Skip the pictures. Transcribe the rest of the data below without changing a word.

■ Records for the task
>> Start

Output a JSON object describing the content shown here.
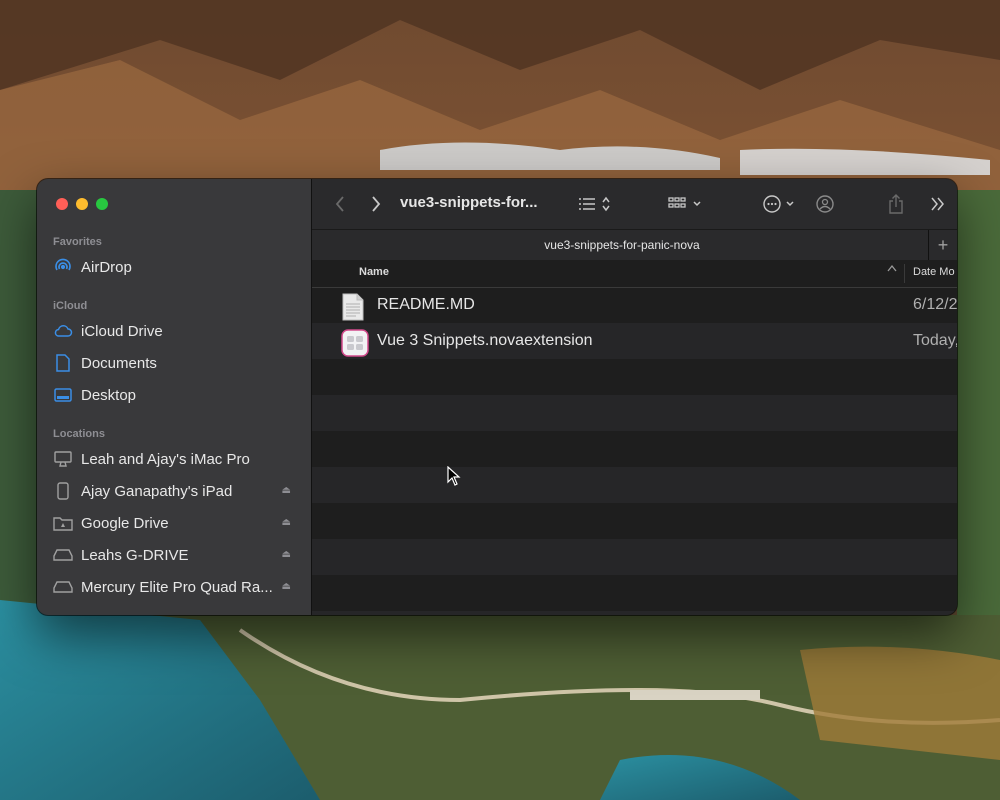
{
  "window": {
    "title": "vue3-snippets-for...",
    "tab_label": "vue3-snippets-for-panic-nova",
    "tab_add": "+"
  },
  "sidebar": {
    "sections": [
      {
        "heading": "Favorites",
        "items": [
          {
            "label": "AirDrop",
            "icon": "airdrop-icon"
          }
        ]
      },
      {
        "heading": "iCloud",
        "items": [
          {
            "label": "iCloud Drive",
            "icon": "cloud-icon"
          },
          {
            "label": "Documents",
            "icon": "document-icon"
          },
          {
            "label": "Desktop",
            "icon": "desktop-icon"
          }
        ]
      },
      {
        "heading": "Locations",
        "items": [
          {
            "label": "Leah and Ajay's iMac Pro",
            "icon": "imac-icon"
          },
          {
            "label": "Ajay Ganapathy's iPad",
            "icon": "ipad-icon",
            "eject": true
          },
          {
            "label": "Google Drive",
            "icon": "drive-folder-icon",
            "eject": true
          },
          {
            "label": "Leahs G-DRIVE",
            "icon": "external-drive-icon",
            "eject": true
          },
          {
            "label": "Mercury Elite Pro Quad Ra...",
            "icon": "external-drive-icon",
            "eject": true
          }
        ]
      }
    ]
  },
  "columns": {
    "name": "Name",
    "date": "Date Mo"
  },
  "files": [
    {
      "name": "README.MD",
      "date": "6/12/2",
      "icon": "text-file-icon"
    },
    {
      "name": "Vue 3 Snippets.novaextension",
      "date": "Today,",
      "icon": "nova-extension-icon"
    }
  ],
  "colors": {
    "close": "#ff5f57",
    "minimize": "#febc2e",
    "maximize": "#28c840",
    "accent": "#3a8ee6"
  }
}
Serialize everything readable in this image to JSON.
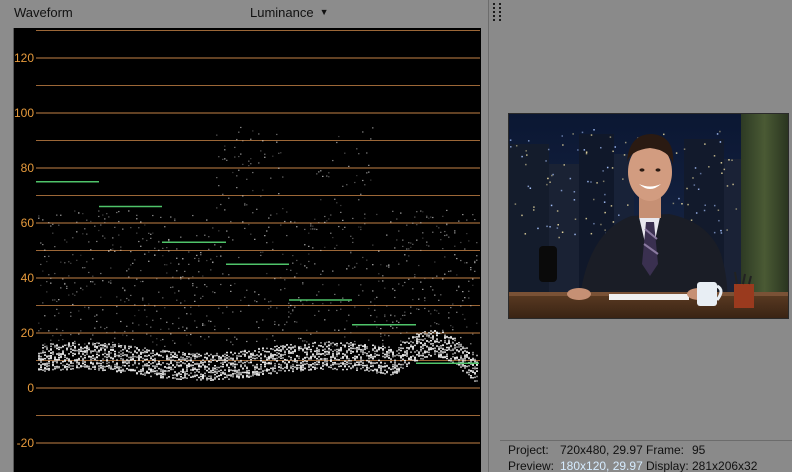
{
  "scope": {
    "title": "Waveform",
    "mode_label": "Luminance",
    "mode_icon": "chevron-down-icon",
    "y_ticks": [
      "120",
      "100",
      "80",
      "60",
      "40",
      "20",
      "0",
      "-20"
    ],
    "tick_values": [
      120,
      100,
      80,
      60,
      40,
      20,
      0,
      -20
    ],
    "colors": {
      "background": "#000000",
      "gridline": "#d08a4a",
      "tick_label": "#e69a3c",
      "trace": "#e8e8e8",
      "marker": "#4fc46a"
    }
  },
  "preview": {
    "status": {
      "project_label": "Project:",
      "project_value": "720x480, 29.97",
      "frame_label": "Frame:",
      "frame_value": "95",
      "preview_label": "Preview:",
      "preview_value": "180x120, 29.97",
      "display_label": "Display:",
      "display_value": "281x206x32"
    }
  }
}
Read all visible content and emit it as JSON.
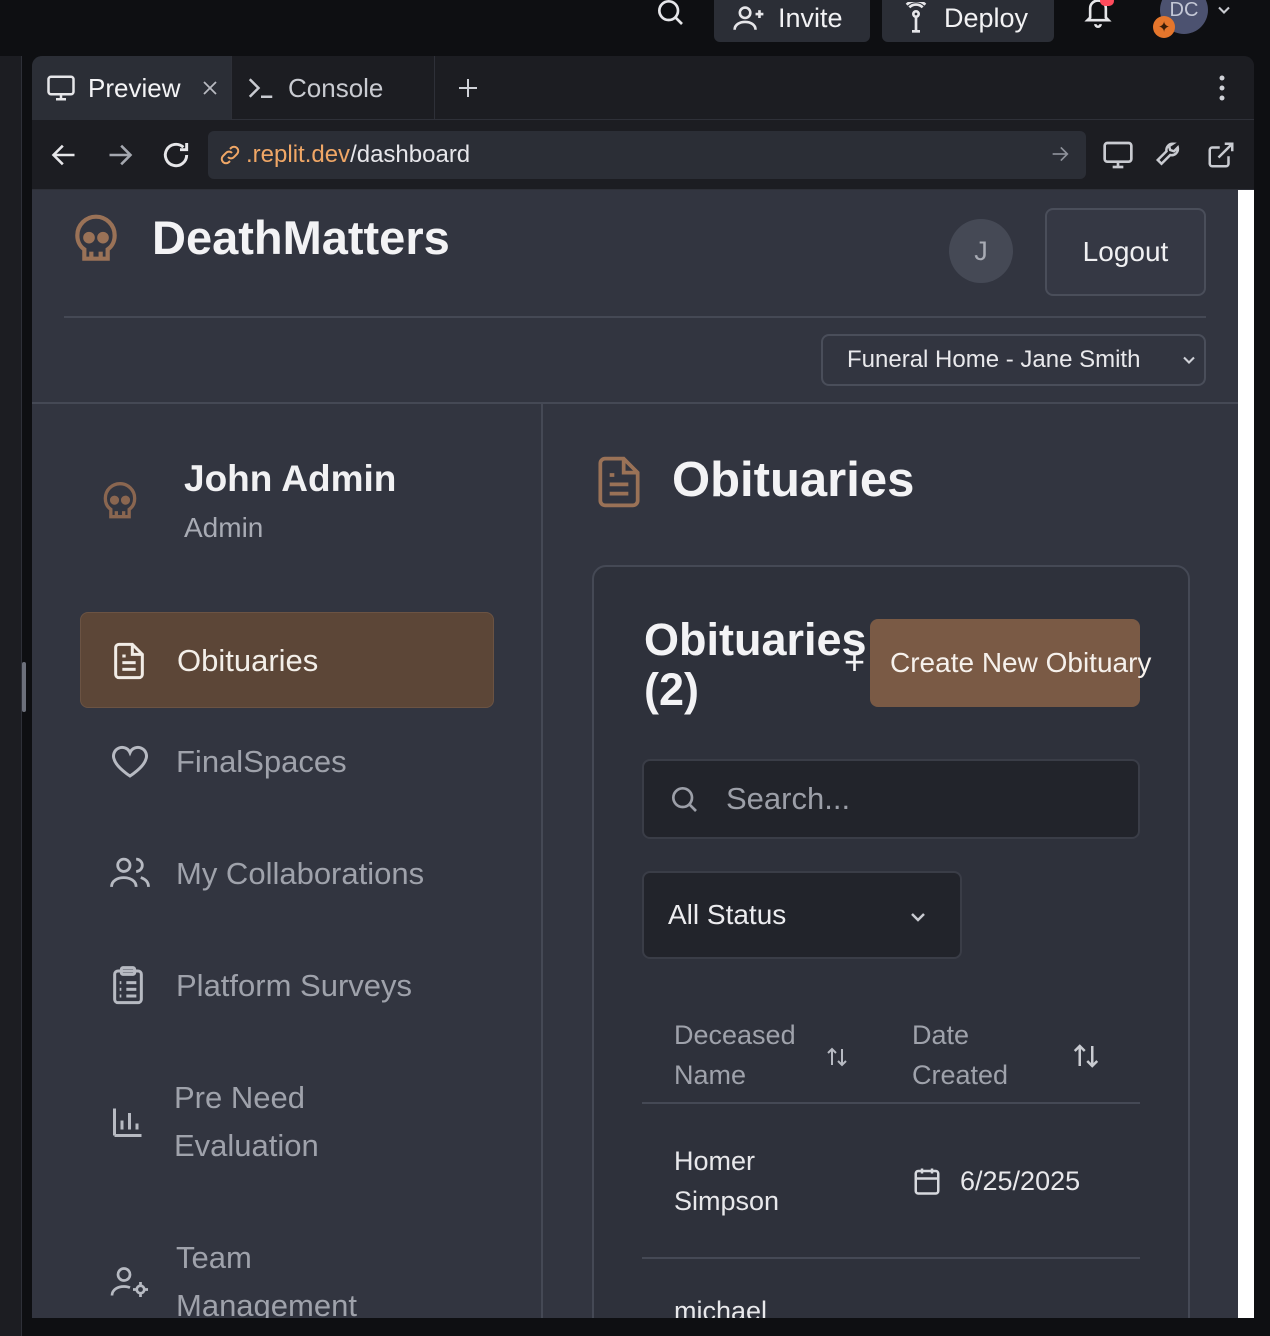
{
  "topbar": {
    "invite_label": "Invite",
    "deploy_label": "Deploy",
    "user_initials": "DC"
  },
  "tabs": [
    {
      "label": "Preview",
      "icon": "monitor-icon"
    },
    {
      "label": "Console",
      "icon": "terminal-icon"
    }
  ],
  "browser": {
    "url_domain": ".replit.dev",
    "url_path": "/dashboard"
  },
  "app": {
    "brand": "DeathMatters",
    "avatar_initial": "J",
    "logout_label": "Logout",
    "org_select": "Funeral Home - Jane Smith"
  },
  "user": {
    "name": "John Admin",
    "role": "Admin"
  },
  "sidebar": {
    "items": [
      {
        "label": "Obituaries",
        "icon": "document-icon",
        "active": true
      },
      {
        "label": "FinalSpaces",
        "icon": "heart-icon"
      },
      {
        "label": "My Collaborations",
        "icon": "users-icon"
      },
      {
        "label": "Platform Surveys",
        "icon": "clipboard-list-icon"
      },
      {
        "label": "Pre Need Evaluation",
        "label_line1": "Pre Need",
        "label_line2": "Evaluation",
        "icon": "bar-chart-icon"
      },
      {
        "label": "Team Management",
        "label_line1": "Team",
        "label_line2": "Management",
        "icon": "user-cog-icon"
      }
    ]
  },
  "main": {
    "title": "Obituaries",
    "card_title_line1": "Obituaries",
    "card_title_line2": "(2)",
    "create_label": "Create New Obituary",
    "search_placeholder": "Search...",
    "status_filter": "All Status",
    "columns": {
      "name_line1": "Deceased",
      "name_line2": "Name",
      "date_line1": "Date",
      "date_line2": "Created"
    },
    "rows": [
      {
        "name_line1": "Homer",
        "name_line2": "Simpson",
        "date": "6/25/2025"
      },
      {
        "name_line1": "michael",
        "name_line2": "",
        "date": ""
      }
    ]
  },
  "colors": {
    "accent": "#7a5a45",
    "active_nav": "#5c4637",
    "url_domain": "#f0a766",
    "bg": "#323540"
  }
}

>> End

■ Result of the exercise
Output a JSON object describing the content shown here.
{
  "window": {
    "title": "vue3-snippets-for...",
    "tab_label": "vue3-snippets-for-panic-nova",
    "tab_add": "+"
  },
  "sidebar": {
    "sections": [
      {
        "heading": "Favorites",
        "items": [
          {
            "label": "AirDrop",
            "icon": "airdrop-icon"
          }
        ]
      },
      {
        "heading": "iCloud",
        "items": [
          {
            "label": "iCloud Drive",
            "icon": "cloud-icon"
          },
          {
            "label": "Documents",
            "icon": "document-icon"
          },
          {
            "label": "Desktop",
            "icon": "desktop-icon"
          }
        ]
      },
      {
        "heading": "Locations",
        "items": [
          {
            "label": "Leah and Ajay's iMac Pro",
            "icon": "imac-icon"
          },
          {
            "label": "Ajay Ganapathy's iPad",
            "icon": "ipad-icon",
            "eject": true
          },
          {
            "label": "Google Drive",
            "icon": "drive-folder-icon",
            "eject": true
          },
          {
            "label": "Leahs G-DRIVE",
            "icon": "external-drive-icon",
            "eject": true
          },
          {
            "label": "Mercury Elite Pro Quad Ra...",
            "icon": "external-drive-icon",
            "eject": true
          }
        ]
      }
    ]
  },
  "columns": {
    "name": "Name",
    "date": "Date Mo"
  },
  "files": [
    {
      "name": "README.MD",
      "date": "6/12/2",
      "icon": "text-file-icon"
    },
    {
      "name": "Vue 3 Snippets.novaextension",
      "date": "Today,",
      "icon": "nova-extension-icon"
    }
  ],
  "colors": {
    "close": "#ff5f57",
    "minimize": "#febc2e",
    "maximize": "#28c840",
    "accent": "#3a8ee6"
  }
}
Serialize everything readable in this image to JSON.
{
  "scope": {
    "title": "Waveform",
    "mode_label": "Luminance",
    "mode_icon": "chevron-down-icon",
    "y_ticks": [
      "120",
      "100",
      "80",
      "60",
      "40",
      "20",
      "0",
      "-20"
    ],
    "tick_values": [
      120,
      100,
      80,
      60,
      40,
      20,
      0,
      -20
    ],
    "colors": {
      "background": "#000000",
      "gridline": "#d08a4a",
      "tick_label": "#e69a3c",
      "trace": "#e8e8e8",
      "marker": "#4fc46a"
    }
  },
  "preview": {
    "status": {
      "project_label": "Project:",
      "project_value": "720x480, 29.97",
      "frame_label": "Frame:",
      "frame_value": "95",
      "preview_label": "Preview:",
      "preview_value": "180x120, 29.97",
      "display_label": "Display:",
      "display_value": "281x206x32"
    }
  }
}
Read all visible content and emit it as JSON.
{
  "topbar": {
    "invite_label": "Invite",
    "deploy_label": "Deploy",
    "user_initials": "DC"
  },
  "tabs": [
    {
      "label": "Preview",
      "icon": "monitor-icon"
    },
    {
      "label": "Console",
      "icon": "terminal-icon"
    }
  ],
  "browser": {
    "url_domain": ".replit.dev",
    "url_path": "/dashboard"
  },
  "app": {
    "brand": "DeathMatters",
    "avatar_initial": "J",
    "logout_label": "Logout",
    "org_select": "Funeral Home - Jane Smith"
  },
  "user": {
    "name": "John Admin",
    "role": "Admin"
  },
  "sidebar": {
    "items": [
      {
        "label": "Obituaries",
        "icon": "document-icon",
        "active": true
      },
      {
        "label": "FinalSpaces",
        "icon": "heart-icon"
      },
      {
        "label": "My Collaborations",
        "icon": "users-icon"
      },
      {
        "label": "Platform Surveys",
        "icon": "clipboard-list-icon"
      },
      {
        "label": "Pre Need Evaluation",
        "label_line1": "Pre Need",
        "label_line2": "Evaluation",
        "icon": "bar-chart-icon"
      },
      {
        "label": "Team Management",
        "label_line1": "Team",
        "label_line2": "Management",
        "icon": "user-cog-icon"
      }
    ]
  },
  "main": {
    "title": "Obituaries",
    "card_title_line1": "Obituaries",
    "card_title_line2": "(2)",
    "create_label": "Create New Obituary",
    "search_placeholder": "Search...",
    "status_filter": "All Status",
    "columns": {
      "name_line1": "Deceased",
      "name_line2": "Name",
      "date_line1": "Date",
      "date_line2": "Created"
    },
    "rows": [
      {
        "name_line1": "Homer",
        "name_line2": "Simpson",
        "date": "6/25/2025"
      },
      {
        "name_line1": "michael",
        "name_line2": "",
        "date": ""
      }
    ]
  },
  "colors": {
    "accent": "#7a5a45",
    "active_nav": "#5c4637",
    "url_domain": "#f0a766",
    "bg": "#323540"
  }
}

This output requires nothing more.